Write out each record below exactly as it appears, with no pictures.

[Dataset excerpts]
● ● ●

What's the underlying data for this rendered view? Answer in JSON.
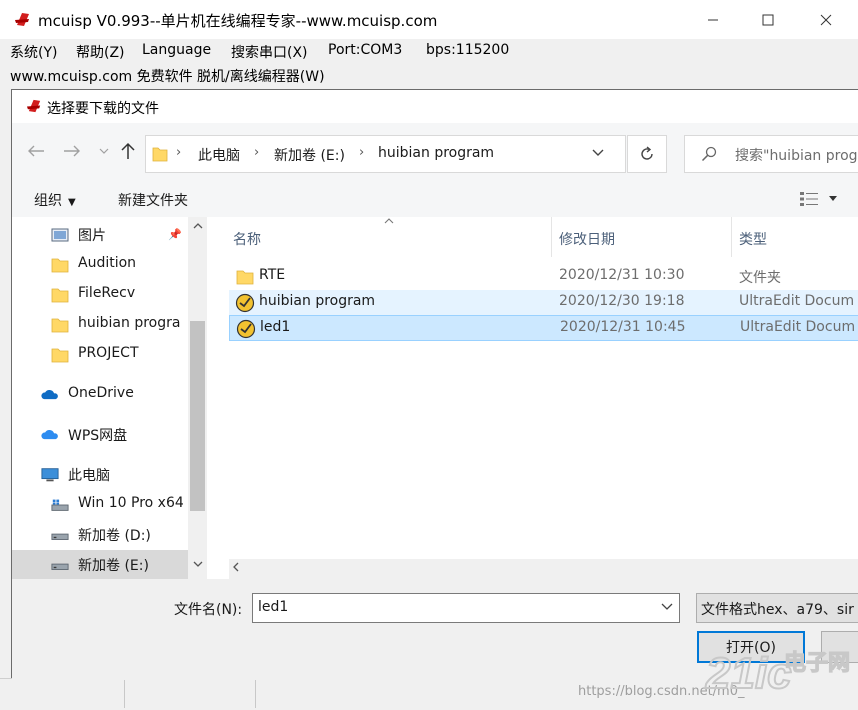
{
  "app": {
    "title": "mcuisp V0.993--单片机在线编程专家--www.mcuisp.com",
    "menu": [
      "系统(Y)",
      "帮助(Z)",
      "Language",
      "搜索串口(X)",
      "Port:COM3",
      "bps:115200"
    ],
    "subbar": "www.mcuisp.com 免费软件 脱机/离线编程器(W)"
  },
  "dialog": {
    "title": "选择要下载的文件",
    "breadcrumb": [
      "此电脑",
      "新加卷 (E:)",
      "huibian program"
    ],
    "search_placeholder": "搜索\"huibian program\"",
    "toolbar": {
      "organize": "组织",
      "new_folder": "新建文件夹"
    },
    "nav_items": [
      {
        "label": "图片",
        "icon": "pictures-icon",
        "pinned": true
      },
      {
        "label": "Audition",
        "icon": "folder-icon"
      },
      {
        "label": "FileRecv",
        "icon": "folder-icon"
      },
      {
        "label": "huibian progra",
        "icon": "folder-icon"
      },
      {
        "label": "PROJECT",
        "icon": "folder-icon"
      },
      {
        "label": "OneDrive",
        "icon": "onedrive-icon"
      },
      {
        "label": "WPS网盘",
        "icon": "wps-cloud-icon"
      },
      {
        "label": "此电脑",
        "icon": "computer-icon"
      },
      {
        "label": "Win 10 Pro x64",
        "icon": "drive-icon"
      },
      {
        "label": "新加卷 (D:)",
        "icon": "drive-icon"
      },
      {
        "label": "新加卷 (E:)",
        "icon": "drive-icon",
        "selected": true
      }
    ],
    "columns": {
      "name": "名称",
      "date": "修改日期",
      "type": "类型"
    },
    "files": [
      {
        "name": "RTE",
        "date": "2020/12/31 10:30",
        "type": "文件夹",
        "icon": "folder-icon",
        "state": "normal"
      },
      {
        "name": "huibian program",
        "date": "2020/12/30 19:18",
        "type": "UltraEdit Docum",
        "icon": "ultraedit-icon",
        "state": "hover"
      },
      {
        "name": "led1",
        "date": "2020/12/31 10:45",
        "type": "UltraEdit Docum",
        "icon": "ultraedit-icon",
        "state": "selected"
      }
    ],
    "filename_label": "文件名(N):",
    "filename_value": "led1",
    "filter_value": "文件格式hex、a79、sir",
    "open_button": "打开(O)"
  },
  "watermark": {
    "url": "https://blog.csdn.net/m0_",
    "logo": "21ic电子网"
  },
  "colors": {
    "accent": "#0078d7",
    "selection": "#cce8ff",
    "hover": "#e5f3ff",
    "folder": "#ffd866",
    "logo_red": "#cc0000"
  }
}
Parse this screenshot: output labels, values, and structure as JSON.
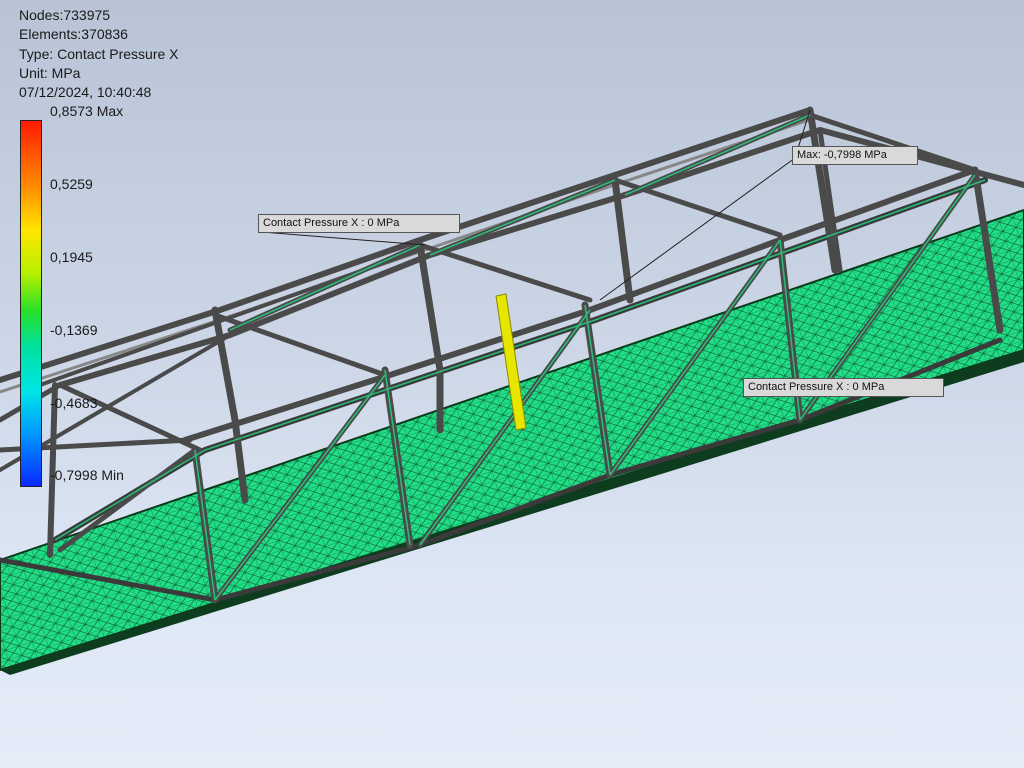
{
  "info": {
    "nodes": "Nodes:733975",
    "elements": "Elements:370836",
    "type": "Type: Contact Pressure X",
    "unit": "Unit: MPa",
    "timestamp": "07/12/2024, 10:40:48"
  },
  "legend": {
    "max": "0,8573 Max",
    "v1": "0,5259",
    "v2": "0,1945",
    "v3": "-0,1369",
    "v4": "-0,4683",
    "min": "-0,7998 Min"
  },
  "callouts": {
    "left": "Contact Pressure X : 0 MPa",
    "max": "Max: -0,7998 MPa",
    "right": "Contact Pressure X : 0 MPa"
  },
  "colors": {
    "background_top": "#b8c4d6",
    "background_bottom": "#e4ecf8",
    "deck_mesh": "#22dd88",
    "truss_members": "#555555",
    "highlight_member": "#e6e600"
  }
}
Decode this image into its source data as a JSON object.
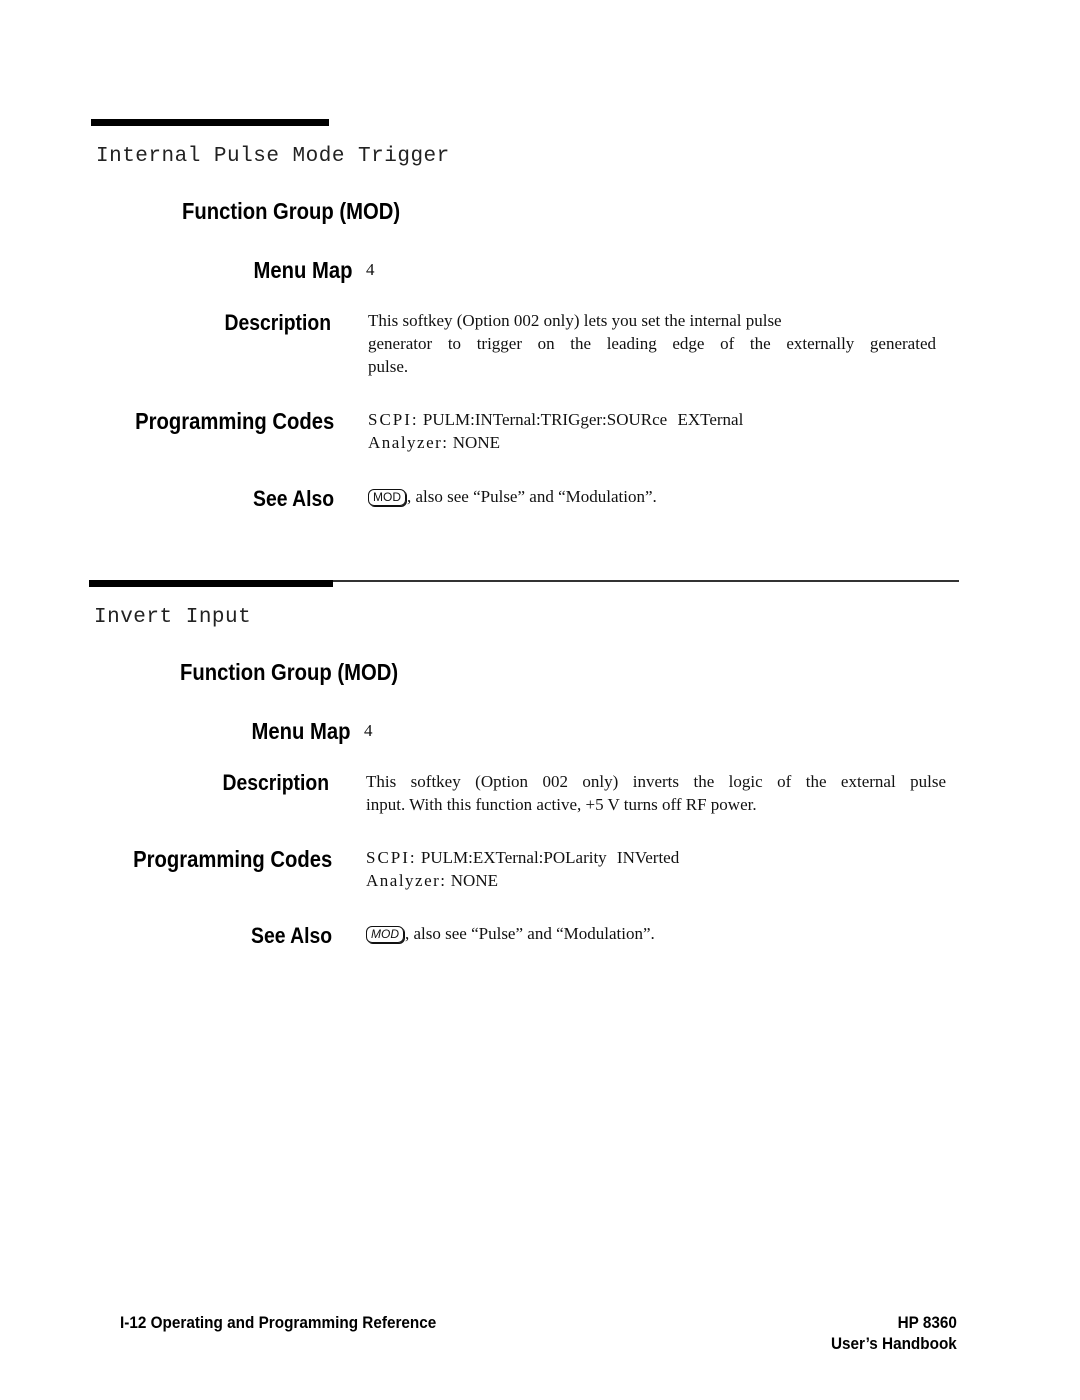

● ● ●

FULL RESPONSE ▸
What's the underlying data for this rendered view? Answer in JSON.
{
  "app": {
    "title": "mcuisp V0.993--单片机在线编程专家--www.mcuisp.com",
    "menu": [
      "系统(Y)",
      "帮助(Z)",
      "Language",
      "搜索串口(X)",
      "Port:COM3",
      "bps:115200"
    ],
    "subbar": "www.mcuisp.com 免费软件 脱机/离线编程器(W)"
  },
  "dialog": {
    "title": "选择要下载的文件",
    "breadcrumb": [
      "此电脑",
      "新加卷 (E:)",
      "huibian program"
    ],
    "search_placeholder": "搜索\"huibian program\"",
    "toolbar": {
      "organize": "组织",
      "new_folder": "新建文件夹"
    },
    "nav_items": [
      {
        "label": "图片",
        "icon": "pictures-icon",
        "pinned": true
      },
      {
        "label": "Audition",
        "icon": "folder-icon"
      },
      {
        "label": "FileRecv",
        "icon": "folder-icon"
      },
      {
        "label": "huibian progra",
        "icon": "folder-icon"
      },
      {
        "label": "PROJECT",
        "icon": "folder-icon"
      },
      {
        "label": "OneDrive",
        "icon": "onedrive-icon"
      },
      {
        "label": "WPS网盘",
        "icon": "wps-cloud-icon"
      },
      {
        "label": "此电脑",
        "icon": "computer-icon"
      },
      {
        "label": "Win 10 Pro x64",
        "icon": "drive-icon"
      },
      {
        "label": "新加卷 (D:)",
        "icon": "drive-icon"
      },
      {
        "label": "新加卷 (E:)",
        "icon": "drive-icon",
        "selected": true
      }
    ],
    "columns": {
      "name": "名称",
      "date": "修改日期",
      "type": "类型"
    },
    "files": [
      {
        "name": "RTE",
        "date": "2020/12/31 10:30",
        "type": "文件夹",
        "icon": "folder-icon",
        "state": "normal"
      },
      {
        "name": "huibian program",
        "date": "2020/12/30 19:18",
        "type": "UltraEdit Docum",
        "icon": "ultraedit-icon",
        "state": "hover"
      },
      {
        "name": "led1",
        "date": "2020/12/31 10:45",
        "type": "UltraEdit Docum",
        "icon": "ultraedit-icon",
        "state": "selected"
      }
    ],
    "filename_label": "文件名(N):",
    "filename_value": "led1",
    "filter_value": "文件格式hex、a79、sir",
    "open_button": "打开(O)"
  },
  "watermark": {
    "url": "https://blog.csdn.net/m0_",
    "logo": "21ic电子网"
  },
  "colors": {
    "accent": "#0078d7",
    "selection": "#cce8ff",
    "hover": "#e5f3ff",
    "folder": "#ffd866",
    "logo_red": "#cc0000"
  }
}
Parse this screenshot: output labels, values, and structure as JSON.
{
  "info": {
    "nodes": "Nodes:733975",
    "elements": "Elements:370836",
    "type": "Type: Contact Pressure X",
    "unit": "Unit: MPa",
    "timestamp": "07/12/2024, 10:40:48"
  },
  "legend": {
    "max": "0,8573 Max",
    "v1": "0,5259",
    "v2": "0,1945",
    "v3": "-0,1369",
    "v4": "-0,4683",
    "min": "-0,7998 Min"
  },
  "callouts": {
    "left": "Contact Pressure X : 0 MPa",
    "max": "Max: -0,7998 MPa",
    "right": "Contact Pressure X : 0 MPa"
  },
  "colors": {
    "background_top": "#b8c4d6",
    "background_bottom": "#e4ecf8",
    "deck_mesh": "#22dd88",
    "truss_members": "#555555",
    "highlight_member": "#e6e600"
  }
}
Decode this image into its source data as a JSON object.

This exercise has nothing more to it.